===== Data extract =====
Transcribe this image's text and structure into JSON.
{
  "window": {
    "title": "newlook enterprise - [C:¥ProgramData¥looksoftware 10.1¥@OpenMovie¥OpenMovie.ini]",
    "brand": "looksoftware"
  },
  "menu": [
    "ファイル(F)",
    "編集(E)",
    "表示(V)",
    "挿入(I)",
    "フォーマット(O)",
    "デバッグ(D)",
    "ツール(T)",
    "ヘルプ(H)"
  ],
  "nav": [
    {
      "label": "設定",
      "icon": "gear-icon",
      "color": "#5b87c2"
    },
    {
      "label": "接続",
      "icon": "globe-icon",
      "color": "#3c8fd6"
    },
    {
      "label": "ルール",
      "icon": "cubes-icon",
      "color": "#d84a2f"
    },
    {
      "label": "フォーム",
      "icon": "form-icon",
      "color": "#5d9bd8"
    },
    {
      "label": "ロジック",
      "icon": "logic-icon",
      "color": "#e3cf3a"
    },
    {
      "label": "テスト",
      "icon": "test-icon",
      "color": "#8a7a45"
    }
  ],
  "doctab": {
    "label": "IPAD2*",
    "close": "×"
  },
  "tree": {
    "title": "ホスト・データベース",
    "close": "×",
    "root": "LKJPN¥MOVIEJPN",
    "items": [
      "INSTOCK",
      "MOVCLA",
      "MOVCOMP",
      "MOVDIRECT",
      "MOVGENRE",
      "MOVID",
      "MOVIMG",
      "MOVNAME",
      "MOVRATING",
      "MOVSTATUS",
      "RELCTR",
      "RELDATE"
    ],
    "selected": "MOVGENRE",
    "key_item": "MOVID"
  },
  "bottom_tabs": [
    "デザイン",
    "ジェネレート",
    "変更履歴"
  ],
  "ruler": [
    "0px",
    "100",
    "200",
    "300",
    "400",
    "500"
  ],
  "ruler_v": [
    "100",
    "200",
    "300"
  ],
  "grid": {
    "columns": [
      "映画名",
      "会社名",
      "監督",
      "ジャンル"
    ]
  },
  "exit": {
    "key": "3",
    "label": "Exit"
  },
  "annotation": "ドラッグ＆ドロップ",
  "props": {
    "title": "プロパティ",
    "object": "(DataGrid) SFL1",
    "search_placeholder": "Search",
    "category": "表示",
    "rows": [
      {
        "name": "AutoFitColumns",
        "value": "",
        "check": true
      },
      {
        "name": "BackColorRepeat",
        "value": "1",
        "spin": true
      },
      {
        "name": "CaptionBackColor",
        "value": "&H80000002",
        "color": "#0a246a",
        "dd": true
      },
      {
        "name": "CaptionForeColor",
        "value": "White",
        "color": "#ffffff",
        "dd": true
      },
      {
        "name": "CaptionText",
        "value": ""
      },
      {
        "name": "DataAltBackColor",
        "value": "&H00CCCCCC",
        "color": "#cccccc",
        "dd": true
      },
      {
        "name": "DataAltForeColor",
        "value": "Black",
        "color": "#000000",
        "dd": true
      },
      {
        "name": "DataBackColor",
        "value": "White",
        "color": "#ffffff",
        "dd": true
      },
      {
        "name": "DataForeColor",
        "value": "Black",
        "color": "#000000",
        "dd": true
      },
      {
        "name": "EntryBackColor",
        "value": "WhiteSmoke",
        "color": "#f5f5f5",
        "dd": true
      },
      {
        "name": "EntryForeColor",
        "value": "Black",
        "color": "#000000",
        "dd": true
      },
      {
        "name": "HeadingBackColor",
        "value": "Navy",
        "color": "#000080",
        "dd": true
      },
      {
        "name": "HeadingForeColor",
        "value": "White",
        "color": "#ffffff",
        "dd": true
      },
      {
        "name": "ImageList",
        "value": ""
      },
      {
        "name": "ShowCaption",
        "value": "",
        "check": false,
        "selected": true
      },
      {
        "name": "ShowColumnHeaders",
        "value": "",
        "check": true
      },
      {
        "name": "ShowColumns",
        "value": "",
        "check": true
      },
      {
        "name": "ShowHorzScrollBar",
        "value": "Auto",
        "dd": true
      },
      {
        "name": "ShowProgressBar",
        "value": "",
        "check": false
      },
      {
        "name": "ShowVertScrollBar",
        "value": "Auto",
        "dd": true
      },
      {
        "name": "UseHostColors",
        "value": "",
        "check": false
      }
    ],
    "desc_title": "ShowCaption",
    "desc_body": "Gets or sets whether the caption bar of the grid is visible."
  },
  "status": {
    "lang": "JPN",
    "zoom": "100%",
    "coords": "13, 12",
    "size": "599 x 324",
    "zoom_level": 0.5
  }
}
=====
===== Data extract =====
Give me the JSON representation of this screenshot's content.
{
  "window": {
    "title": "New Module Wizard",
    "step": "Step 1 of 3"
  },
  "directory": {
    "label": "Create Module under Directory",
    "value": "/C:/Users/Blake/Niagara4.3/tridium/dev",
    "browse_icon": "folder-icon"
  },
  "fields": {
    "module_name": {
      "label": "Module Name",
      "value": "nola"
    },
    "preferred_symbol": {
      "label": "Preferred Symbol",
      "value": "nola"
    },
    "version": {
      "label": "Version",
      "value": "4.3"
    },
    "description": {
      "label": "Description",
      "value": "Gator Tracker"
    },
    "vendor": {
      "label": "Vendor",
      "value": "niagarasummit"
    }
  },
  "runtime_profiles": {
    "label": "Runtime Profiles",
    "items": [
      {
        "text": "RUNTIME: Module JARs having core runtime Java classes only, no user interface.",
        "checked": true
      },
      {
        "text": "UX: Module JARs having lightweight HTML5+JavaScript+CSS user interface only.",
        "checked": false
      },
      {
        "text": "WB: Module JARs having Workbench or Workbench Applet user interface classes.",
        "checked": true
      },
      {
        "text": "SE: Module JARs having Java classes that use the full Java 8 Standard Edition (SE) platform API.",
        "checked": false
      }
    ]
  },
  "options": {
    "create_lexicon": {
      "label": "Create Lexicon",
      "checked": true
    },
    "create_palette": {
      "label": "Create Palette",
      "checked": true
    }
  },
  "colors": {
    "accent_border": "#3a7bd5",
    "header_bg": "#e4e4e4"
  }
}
=====
• Task description: Scan the records for the string "this". Copy each line in which it appears.

• Written answer:
Transcribe this image's text and structure into JSON.
Give me the JSON representation of this screenshot's content.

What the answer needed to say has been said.